=== Challenge ===
Below are some entries. Output each one exactly as it appears.

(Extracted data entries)
>> Start
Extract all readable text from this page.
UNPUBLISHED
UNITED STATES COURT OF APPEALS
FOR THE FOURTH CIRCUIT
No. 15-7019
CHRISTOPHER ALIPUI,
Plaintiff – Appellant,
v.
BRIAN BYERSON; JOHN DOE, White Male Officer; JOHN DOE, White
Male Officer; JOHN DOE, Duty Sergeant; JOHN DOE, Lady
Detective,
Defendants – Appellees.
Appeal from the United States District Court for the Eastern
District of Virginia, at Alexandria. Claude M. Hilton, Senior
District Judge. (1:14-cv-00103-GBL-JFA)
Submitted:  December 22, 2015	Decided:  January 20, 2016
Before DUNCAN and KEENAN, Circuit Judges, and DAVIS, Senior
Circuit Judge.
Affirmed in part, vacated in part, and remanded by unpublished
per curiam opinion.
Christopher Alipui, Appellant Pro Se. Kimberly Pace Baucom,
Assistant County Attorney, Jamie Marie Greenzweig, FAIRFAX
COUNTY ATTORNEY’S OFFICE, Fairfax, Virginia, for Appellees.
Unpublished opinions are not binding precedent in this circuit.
>> End
=== Result of this task ===
Extract all readable text from this page.
UNPUBLISHED
UNITED STATES COURT OF APPEALS
FOR THE FOURTH CIRCUIT
No. 15-7019
CHRISTOPHER ALIPUI,
Plaintiff – Appellant,
v.
BRIAN BYERSON; JOHN DOE, White Male Officer; JOHN DOE, White
Male Officer; JOHN DOE, Duty Sergeant; JOHN DOE, Lady
Detective,
Defendants – Appellees.
Appeal from the United States District Court for the Eastern
District of Virginia, at Alexandria. Claude M. Hilton, Senior
District Judge. (1:14-cv-00103-GBL-JFA)
Submitted:  December 22, 2015	Decided:  January 20, 2016
Before DUNCAN and KEENAN, Circuit Judges, and DAVIS, Senior
Circuit Judge.
Affirmed in part, vacated in part, and remanded by unpublished
per curiam opinion.
Christopher Alipui, Appellant Pro Se. Kimberly Pace Baucom,
Assistant County Attorney, Jamie Marie Greenzweig, FAIRFAX
COUNTY ATTORNEY’S OFFICE, Fairfax, Virginia, for Appellees.
Unpublished opinions are not binding precedent in this circuit.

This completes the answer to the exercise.